[Extracted data entries]
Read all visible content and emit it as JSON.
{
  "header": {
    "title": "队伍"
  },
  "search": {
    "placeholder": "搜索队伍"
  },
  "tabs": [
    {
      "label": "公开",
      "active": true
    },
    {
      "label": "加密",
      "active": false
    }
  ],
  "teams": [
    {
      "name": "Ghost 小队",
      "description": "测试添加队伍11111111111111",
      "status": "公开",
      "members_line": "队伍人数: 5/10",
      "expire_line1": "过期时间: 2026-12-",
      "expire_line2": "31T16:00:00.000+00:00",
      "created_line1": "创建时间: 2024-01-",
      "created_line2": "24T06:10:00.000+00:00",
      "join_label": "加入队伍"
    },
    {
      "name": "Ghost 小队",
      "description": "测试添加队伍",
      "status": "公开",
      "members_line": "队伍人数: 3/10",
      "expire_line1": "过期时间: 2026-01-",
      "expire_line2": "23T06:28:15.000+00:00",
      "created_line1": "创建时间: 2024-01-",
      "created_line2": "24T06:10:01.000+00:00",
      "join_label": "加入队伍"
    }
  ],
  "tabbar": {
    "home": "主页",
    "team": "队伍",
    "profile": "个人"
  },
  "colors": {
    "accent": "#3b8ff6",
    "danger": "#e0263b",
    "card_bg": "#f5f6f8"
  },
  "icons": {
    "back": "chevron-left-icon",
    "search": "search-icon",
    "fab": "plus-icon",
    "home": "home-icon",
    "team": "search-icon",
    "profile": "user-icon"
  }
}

Your objective - Return the full listing, character for character.

Finished task -
Read all visible content and emit it as JSON.
{
  "header": {
    "title": "队伍"
  },
  "search": {
    "placeholder": "搜索队伍"
  },
  "tabs": [
    {
      "label": "公开",
      "active": true
    },
    {
      "label": "加密",
      "active": false
    }
  ],
  "teams": [
    {
      "name": "Ghost 小队",
      "description": "测试添加队伍11111111111111",
      "status": "公开",
      "members_line": "队伍人数: 5/10",
      "expire_line1": "过期时间: 2026-12-",
      "expire_line2": "31T16:00:00.000+00:00",
      "created_line1": "创建时间: 2024-01-",
      "created_line2": "24T06:10:00.000+00:00",
      "join_label": "加入队伍"
    },
    {
      "name": "Ghost 小队",
      "description": "测试添加队伍",
      "status": "公开",
      "members_line": "队伍人数: 3/10",
      "expire_line1": "过期时间: 2026-01-",
      "expire_line2": "23T06:28:15.000+00:00",
      "created_line1": "创建时间: 2024-01-",
      "created_line2": "24T06:10:01.000+00:00",
      "join_label": "加入队伍"
    }
  ],
  "tabbar": {
    "home": "主页",
    "team": "队伍",
    "profile": "个人"
  },
  "colors": {
    "accent": "#3b8ff6",
    "danger": "#e0263b",
    "card_bg": "#f5f6f8"
  },
  "icons": {
    "back": "chevron-left-icon",
    "search": "search-icon",
    "fab": "plus-icon",
    "home": "home-icon",
    "team": "search-icon",
    "profile": "user-icon"
  }
}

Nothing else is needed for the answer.